**Goal**
Give the number of lines that hold the string "type". Nothing else is needed.

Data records
◆ ◆ ◆
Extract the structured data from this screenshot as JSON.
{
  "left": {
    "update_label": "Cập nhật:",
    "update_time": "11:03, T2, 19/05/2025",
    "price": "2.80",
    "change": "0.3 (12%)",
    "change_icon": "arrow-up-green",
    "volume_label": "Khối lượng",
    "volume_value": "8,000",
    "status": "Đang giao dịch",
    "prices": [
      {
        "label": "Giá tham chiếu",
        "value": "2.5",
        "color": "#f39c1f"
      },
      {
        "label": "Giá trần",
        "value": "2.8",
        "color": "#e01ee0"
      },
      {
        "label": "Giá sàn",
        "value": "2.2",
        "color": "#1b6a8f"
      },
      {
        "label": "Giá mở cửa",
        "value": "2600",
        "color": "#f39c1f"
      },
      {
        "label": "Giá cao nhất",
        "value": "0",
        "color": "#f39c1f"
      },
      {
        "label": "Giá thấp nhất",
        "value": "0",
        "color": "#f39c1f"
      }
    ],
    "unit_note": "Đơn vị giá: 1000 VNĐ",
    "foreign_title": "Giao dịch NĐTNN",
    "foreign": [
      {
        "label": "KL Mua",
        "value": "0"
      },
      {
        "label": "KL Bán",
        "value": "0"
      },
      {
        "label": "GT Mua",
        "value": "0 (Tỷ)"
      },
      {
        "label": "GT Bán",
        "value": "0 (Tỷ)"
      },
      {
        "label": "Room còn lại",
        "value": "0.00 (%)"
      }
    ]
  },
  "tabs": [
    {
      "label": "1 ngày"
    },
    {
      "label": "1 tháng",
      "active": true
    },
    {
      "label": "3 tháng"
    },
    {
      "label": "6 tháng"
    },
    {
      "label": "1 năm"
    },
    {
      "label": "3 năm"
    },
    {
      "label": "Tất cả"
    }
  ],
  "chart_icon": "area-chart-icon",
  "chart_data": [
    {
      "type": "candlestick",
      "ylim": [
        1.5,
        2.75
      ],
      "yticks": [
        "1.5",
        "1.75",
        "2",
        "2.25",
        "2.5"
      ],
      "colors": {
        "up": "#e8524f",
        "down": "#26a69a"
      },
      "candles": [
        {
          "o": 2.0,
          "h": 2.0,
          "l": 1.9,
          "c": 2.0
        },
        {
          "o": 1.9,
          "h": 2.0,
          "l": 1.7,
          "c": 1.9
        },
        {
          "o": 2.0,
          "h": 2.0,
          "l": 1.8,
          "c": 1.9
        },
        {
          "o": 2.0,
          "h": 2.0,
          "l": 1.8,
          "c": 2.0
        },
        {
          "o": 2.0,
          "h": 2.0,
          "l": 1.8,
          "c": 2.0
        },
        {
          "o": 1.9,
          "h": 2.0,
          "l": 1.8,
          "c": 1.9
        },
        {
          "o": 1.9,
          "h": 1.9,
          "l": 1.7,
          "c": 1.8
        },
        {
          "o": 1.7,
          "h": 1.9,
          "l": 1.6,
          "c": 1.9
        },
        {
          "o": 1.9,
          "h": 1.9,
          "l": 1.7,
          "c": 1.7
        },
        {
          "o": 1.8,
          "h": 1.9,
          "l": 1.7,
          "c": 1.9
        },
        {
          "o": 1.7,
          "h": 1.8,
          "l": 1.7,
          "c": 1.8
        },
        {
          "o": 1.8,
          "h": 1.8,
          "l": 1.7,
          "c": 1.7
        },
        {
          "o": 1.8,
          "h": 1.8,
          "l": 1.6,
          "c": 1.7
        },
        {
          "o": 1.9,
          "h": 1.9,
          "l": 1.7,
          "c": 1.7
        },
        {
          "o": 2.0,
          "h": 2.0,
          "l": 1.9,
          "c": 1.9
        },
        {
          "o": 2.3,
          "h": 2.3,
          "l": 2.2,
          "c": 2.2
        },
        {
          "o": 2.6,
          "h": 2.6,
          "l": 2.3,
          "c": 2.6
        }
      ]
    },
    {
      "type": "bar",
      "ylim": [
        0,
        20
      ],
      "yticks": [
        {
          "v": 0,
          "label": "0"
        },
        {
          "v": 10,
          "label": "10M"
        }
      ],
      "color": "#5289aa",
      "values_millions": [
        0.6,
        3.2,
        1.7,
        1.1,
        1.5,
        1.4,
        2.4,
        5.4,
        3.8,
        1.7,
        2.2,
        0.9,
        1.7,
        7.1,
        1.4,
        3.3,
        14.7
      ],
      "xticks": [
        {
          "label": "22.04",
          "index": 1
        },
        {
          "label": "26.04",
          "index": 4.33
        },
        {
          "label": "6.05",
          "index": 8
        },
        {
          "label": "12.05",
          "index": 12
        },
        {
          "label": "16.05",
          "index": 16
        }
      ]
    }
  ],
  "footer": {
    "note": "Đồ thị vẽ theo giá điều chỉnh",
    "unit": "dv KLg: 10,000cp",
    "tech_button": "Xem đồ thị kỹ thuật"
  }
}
◆ ◆ ◆
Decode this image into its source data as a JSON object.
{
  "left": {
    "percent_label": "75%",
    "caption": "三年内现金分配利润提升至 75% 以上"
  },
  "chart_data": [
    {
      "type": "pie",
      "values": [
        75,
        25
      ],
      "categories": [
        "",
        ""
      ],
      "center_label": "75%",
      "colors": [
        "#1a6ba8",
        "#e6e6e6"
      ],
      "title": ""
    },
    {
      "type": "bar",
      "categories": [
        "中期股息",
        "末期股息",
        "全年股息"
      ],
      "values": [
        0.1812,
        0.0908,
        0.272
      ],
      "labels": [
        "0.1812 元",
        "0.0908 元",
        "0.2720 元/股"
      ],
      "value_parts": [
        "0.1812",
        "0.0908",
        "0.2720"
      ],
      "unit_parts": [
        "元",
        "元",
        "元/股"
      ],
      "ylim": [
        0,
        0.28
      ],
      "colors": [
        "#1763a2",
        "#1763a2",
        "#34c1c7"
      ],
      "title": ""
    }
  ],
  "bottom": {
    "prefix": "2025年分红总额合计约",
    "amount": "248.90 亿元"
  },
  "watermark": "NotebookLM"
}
◆ ◆ ◆
**Answer for this exercise**
4